(Dataset rows about figures)
____________

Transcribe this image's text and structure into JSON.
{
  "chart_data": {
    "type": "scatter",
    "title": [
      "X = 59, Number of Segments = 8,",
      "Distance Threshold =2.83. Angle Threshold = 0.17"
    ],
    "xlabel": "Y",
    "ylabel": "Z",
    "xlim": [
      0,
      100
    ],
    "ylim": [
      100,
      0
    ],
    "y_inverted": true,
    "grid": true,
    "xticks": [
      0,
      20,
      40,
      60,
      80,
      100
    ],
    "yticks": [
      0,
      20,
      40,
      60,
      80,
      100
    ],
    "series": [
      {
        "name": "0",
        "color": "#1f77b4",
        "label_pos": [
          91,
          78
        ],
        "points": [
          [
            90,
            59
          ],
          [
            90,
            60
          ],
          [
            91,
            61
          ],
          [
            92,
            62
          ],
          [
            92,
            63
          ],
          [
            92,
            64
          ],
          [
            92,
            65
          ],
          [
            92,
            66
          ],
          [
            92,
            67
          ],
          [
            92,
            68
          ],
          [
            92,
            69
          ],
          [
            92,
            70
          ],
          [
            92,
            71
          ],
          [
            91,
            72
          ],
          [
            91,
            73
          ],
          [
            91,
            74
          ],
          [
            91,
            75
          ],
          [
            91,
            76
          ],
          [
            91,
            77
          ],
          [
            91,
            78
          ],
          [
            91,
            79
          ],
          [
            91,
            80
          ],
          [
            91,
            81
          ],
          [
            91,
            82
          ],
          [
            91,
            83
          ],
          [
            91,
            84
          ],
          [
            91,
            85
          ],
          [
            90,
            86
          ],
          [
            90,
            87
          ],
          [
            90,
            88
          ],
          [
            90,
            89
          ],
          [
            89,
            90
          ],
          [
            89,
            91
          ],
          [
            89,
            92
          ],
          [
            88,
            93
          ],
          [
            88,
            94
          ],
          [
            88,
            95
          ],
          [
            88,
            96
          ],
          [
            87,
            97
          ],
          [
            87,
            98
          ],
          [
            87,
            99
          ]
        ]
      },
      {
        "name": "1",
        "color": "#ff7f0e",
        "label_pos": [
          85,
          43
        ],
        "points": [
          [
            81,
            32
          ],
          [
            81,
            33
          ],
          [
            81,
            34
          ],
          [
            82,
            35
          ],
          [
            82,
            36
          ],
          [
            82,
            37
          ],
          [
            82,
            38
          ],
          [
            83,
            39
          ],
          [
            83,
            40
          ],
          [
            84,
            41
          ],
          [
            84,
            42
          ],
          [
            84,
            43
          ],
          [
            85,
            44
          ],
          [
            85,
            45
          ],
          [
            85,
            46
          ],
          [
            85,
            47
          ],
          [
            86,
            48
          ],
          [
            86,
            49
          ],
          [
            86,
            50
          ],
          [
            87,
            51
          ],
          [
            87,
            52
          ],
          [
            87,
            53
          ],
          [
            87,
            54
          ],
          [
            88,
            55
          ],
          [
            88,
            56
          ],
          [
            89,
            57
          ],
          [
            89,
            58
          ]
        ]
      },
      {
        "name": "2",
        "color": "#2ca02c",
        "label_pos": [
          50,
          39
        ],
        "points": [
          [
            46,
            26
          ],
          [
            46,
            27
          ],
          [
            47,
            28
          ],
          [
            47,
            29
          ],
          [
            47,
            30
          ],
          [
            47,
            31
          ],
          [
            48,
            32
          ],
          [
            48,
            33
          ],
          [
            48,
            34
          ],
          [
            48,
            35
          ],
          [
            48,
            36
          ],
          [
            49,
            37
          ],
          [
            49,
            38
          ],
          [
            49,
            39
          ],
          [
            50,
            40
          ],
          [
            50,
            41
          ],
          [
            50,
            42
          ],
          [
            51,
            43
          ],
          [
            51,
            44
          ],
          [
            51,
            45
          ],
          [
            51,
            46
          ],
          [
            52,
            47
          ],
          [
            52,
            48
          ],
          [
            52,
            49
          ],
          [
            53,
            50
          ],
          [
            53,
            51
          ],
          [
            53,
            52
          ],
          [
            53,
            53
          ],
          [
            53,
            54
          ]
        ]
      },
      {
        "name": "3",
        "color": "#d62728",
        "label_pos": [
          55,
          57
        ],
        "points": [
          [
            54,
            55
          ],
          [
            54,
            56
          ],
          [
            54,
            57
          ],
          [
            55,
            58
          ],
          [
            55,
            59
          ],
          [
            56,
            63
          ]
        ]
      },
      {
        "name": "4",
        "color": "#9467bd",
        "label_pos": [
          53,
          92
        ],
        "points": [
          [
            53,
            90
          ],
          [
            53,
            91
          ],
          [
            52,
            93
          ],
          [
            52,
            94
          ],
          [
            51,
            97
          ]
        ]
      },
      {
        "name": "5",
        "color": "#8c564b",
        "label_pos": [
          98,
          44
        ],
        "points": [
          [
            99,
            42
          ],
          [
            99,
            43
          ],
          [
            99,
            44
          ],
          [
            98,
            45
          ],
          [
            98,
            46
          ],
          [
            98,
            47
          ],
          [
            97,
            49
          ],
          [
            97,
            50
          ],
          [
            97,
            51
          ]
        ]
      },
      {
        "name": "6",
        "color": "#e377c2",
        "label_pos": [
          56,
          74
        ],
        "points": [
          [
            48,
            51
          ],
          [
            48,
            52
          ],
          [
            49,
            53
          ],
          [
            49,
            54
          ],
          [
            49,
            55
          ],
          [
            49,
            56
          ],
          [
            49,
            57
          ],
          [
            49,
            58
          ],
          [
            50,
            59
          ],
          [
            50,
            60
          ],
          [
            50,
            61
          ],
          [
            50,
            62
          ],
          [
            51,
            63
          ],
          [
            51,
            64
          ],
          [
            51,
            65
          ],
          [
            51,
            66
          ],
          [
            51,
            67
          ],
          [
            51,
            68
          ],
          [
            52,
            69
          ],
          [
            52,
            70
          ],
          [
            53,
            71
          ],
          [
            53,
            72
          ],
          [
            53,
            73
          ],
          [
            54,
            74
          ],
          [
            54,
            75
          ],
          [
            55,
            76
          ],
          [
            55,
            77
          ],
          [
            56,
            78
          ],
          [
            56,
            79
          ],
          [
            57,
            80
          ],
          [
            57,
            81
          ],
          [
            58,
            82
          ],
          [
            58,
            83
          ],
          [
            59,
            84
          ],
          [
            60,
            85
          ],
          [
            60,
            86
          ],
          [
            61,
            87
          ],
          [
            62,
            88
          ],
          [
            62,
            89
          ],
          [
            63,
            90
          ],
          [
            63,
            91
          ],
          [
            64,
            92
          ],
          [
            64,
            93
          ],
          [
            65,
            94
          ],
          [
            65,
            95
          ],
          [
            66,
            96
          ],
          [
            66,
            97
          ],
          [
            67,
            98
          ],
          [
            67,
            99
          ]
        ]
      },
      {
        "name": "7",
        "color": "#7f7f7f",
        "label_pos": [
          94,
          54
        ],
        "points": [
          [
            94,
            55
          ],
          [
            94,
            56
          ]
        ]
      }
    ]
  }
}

____________

§ **Task directions**
Could you reproduce every record above exactly as it appears?

§ **Complete answer**
Transcribe this image's text and structure into JSON.
{
  "chart_data": {
    "type": "scatter",
    "title": [
      "X = 59, Number of Segments = 8,",
      "Distance Threshold =2.83. Angle Threshold = 0.17"
    ],
    "xlabel": "Y",
    "ylabel": "Z",
    "xlim": [
      0,
      100
    ],
    "ylim": [
      100,
      0
    ],
    "y_inverted": true,
    "grid": true,
    "xticks": [
      0,
      20,
      40,
      60,
      80,
      100
    ],
    "yticks": [
      0,
      20,
      40,
      60,
      80,
      100
    ],
    "series": [
      {
        "name": "0",
        "color": "#1f77b4",
        "label_pos": [
          91,
          78
        ],
        "points": [
          [
            90,
            59
          ],
          [
            90,
            60
          ],
          [
            91,
            61
          ],
          [
            92,
            62
          ],
          [
            92,
            63
          ],
          [
            92,
            64
          ],
          [
            92,
            65
          ],
          [
            92,
            66
          ],
          [
            92,
            67
          ],
          [
            92,
            68
          ],
          [
            92,
            69
          ],
          [
            92,
            70
          ],
          [
            92,
            71
          ],
          [
            91,
            72
          ],
          [
            91,
            73
          ],
          [
            91,
            74
          ],
          [
            91,
            75
          ],
          [
            91,
            76
          ],
          [
            91,
            77
          ],
          [
            91,
            78
          ],
          [
            91,
            79
          ],
          [
            91,
            80
          ],
          [
            91,
            81
          ],
          [
            91,
            82
          ],
          [
            91,
            83
          ],
          [
            91,
            84
          ],
          [
            91,
            85
          ],
          [
            90,
            86
          ],
          [
            90,
            87
          ],
          [
            90,
            88
          ],
          [
            90,
            89
          ],
          [
            89,
            90
          ],
          [
            89,
            91
          ],
          [
            89,
            92
          ],
          [
            88,
            93
          ],
          [
            88,
            94
          ],
          [
            88,
            95
          ],
          [
            88,
            96
          ],
          [
            87,
            97
          ],
          [
            87,
            98
          ],
          [
            87,
            99
          ]
        ]
      },
      {
        "name": "1",
        "color": "#ff7f0e",
        "label_pos": [
          85,
          43
        ],
        "points": [
          [
            81,
            32
          ],
          [
            81,
            33
          ],
          [
            81,
            34
          ],
          [
            82,
            35
          ],
          [
            82,
            36
          ],
          [
            82,
            37
          ],
          [
            82,
            38
          ],
          [
            83,
            39
          ],
          [
            83,
            40
          ],
          [
            84,
            41
          ],
          [
            84,
            42
          ],
          [
            84,
            43
          ],
          [
            85,
            44
          ],
          [
            85,
            45
          ],
          [
            85,
            46
          ],
          [
            85,
            47
          ],
          [
            86,
            48
          ],
          [
            86,
            49
          ],
          [
            86,
            50
          ],
          [
            87,
            51
          ],
          [
            87,
            52
          ],
          [
            87,
            53
          ],
          [
            87,
            54
          ],
          [
            88,
            55
          ],
          [
            88,
            56
          ],
          [
            89,
            57
          ],
          [
            89,
            58
          ]
        ]
      },
      {
        "name": "2",
        "color": "#2ca02c",
        "label_pos": [
          50,
          39
        ],
        "points": [
          [
            46,
            26
          ],
          [
            46,
            27
          ],
          [
            47,
            28
          ],
          [
            47,
            29
          ],
          [
            47,
            30
          ],
          [
            47,
            31
          ],
          [
            48,
            32
          ],
          [
            48,
            33
          ],
          [
            48,
            34
          ],
          [
            48,
            35
          ],
          [
            48,
            36
          ],
          [
            49,
            37
          ],
          [
            49,
            38
          ],
          [
            49,
            39
          ],
          [
            50,
            40
          ],
          [
            50,
            41
          ],
          [
            50,
            42
          ],
          [
            51,
            43
          ],
          [
            51,
            44
          ],
          [
            51,
            45
          ],
          [
            51,
            46
          ],
          [
            52,
            47
          ],
          [
            52,
            48
          ],
          [
            52,
            49
          ],
          [
            53,
            50
          ],
          [
            53,
            51
          ],
          [
            53,
            52
          ],
          [
            53,
            53
          ],
          [
            53,
            54
          ]
        ]
      },
      {
        "name": "3",
        "color": "#d62728",
        "label_pos": [
          55,
          57
        ],
        "points": [
          [
            54,
            55
          ],
          [
            54,
            56
          ],
          [
            54,
            57
          ],
          [
            55,
            58
          ],
          [
            55,
            59
          ],
          [
            56,
            63
          ]
        ]
      },
      {
        "name": "4",
        "color": "#9467bd",
        "label_pos": [
          53,
          92
        ],
        "points": [
          [
            53,
            90
          ],
          [
            53,
            91
          ],
          [
            52,
            93
          ],
          [
            52,
            94
          ],
          [
            51,
            97
          ]
        ]
      },
      {
        "name": "5",
        "color": "#8c564b",
        "label_pos": [
          98,
          44
        ],
        "points": [
          [
            99,
            42
          ],
          [
            99,
            43
          ],
          [
            99,
            44
          ],
          [
            98,
            45
          ],
          [
            98,
            46
          ],
          [
            98,
            47
          ],
          [
            97,
            49
          ],
          [
            97,
            50
          ],
          [
            97,
            51
          ]
        ]
      },
      {
        "name": "6",
        "color": "#e377c2",
        "label_pos": [
          56,
          74
        ],
        "points": [
          [
            48,
            51
          ],
          [
            48,
            52
          ],
          [
            49,
            53
          ],
          [
            49,
            54
          ],
          [
            49,
            55
          ],
          [
            49,
            56
          ],
          [
            49,
            57
          ],
          [
            49,
            58
          ],
          [
            50,
            59
          ],
          [
            50,
            60
          ],
          [
            50,
            61
          ],
          [
            50,
            62
          ],
          [
            51,
            63
          ],
          [
            51,
            64
          ],
          [
            51,
            65
          ],
          [
            51,
            66
          ],
          [
            51,
            67
          ],
          [
            51,
            68
          ],
          [
            52,
            69
          ],
          [
            52,
            70
          ],
          [
            53,
            71
          ],
          [
            53,
            72
          ],
          [
            53,
            73
          ],
          [
            54,
            74
          ],
          [
            54,
            75
          ],
          [
            55,
            76
          ],
          [
            55,
            77
          ],
          [
            56,
            78
          ],
          [
            56,
            79
          ],
          [
            57,
            80
          ],
          [
            57,
            81
          ],
          [
            58,
            82
          ],
          [
            58,
            83
          ],
          [
            59,
            84
          ],
          [
            60,
            85
          ],
          [
            60,
            86
          ],
          [
            61,
            87
          ],
          [
            62,
            88
          ],
          [
            62,
            89
          ],
          [
            63,
            90
          ],
          [
            63,
            91
          ],
          [
            64,
            92
          ],
          [
            64,
            93
          ],
          [
            65,
            94
          ],
          [
            65,
            95
          ],
          [
            66,
            96
          ],
          [
            66,
            97
          ],
          [
            67,
            98
          ],
          [
            67,
            99
          ]
        ]
      },
      {
        "name": "7",
        "color": "#7f7f7f",
        "label_pos": [
          94,
          54
        ],
        "points": [
          [
            94,
            55
          ],
          [
            94,
            56
          ]
        ]
      }
    ]
  }
}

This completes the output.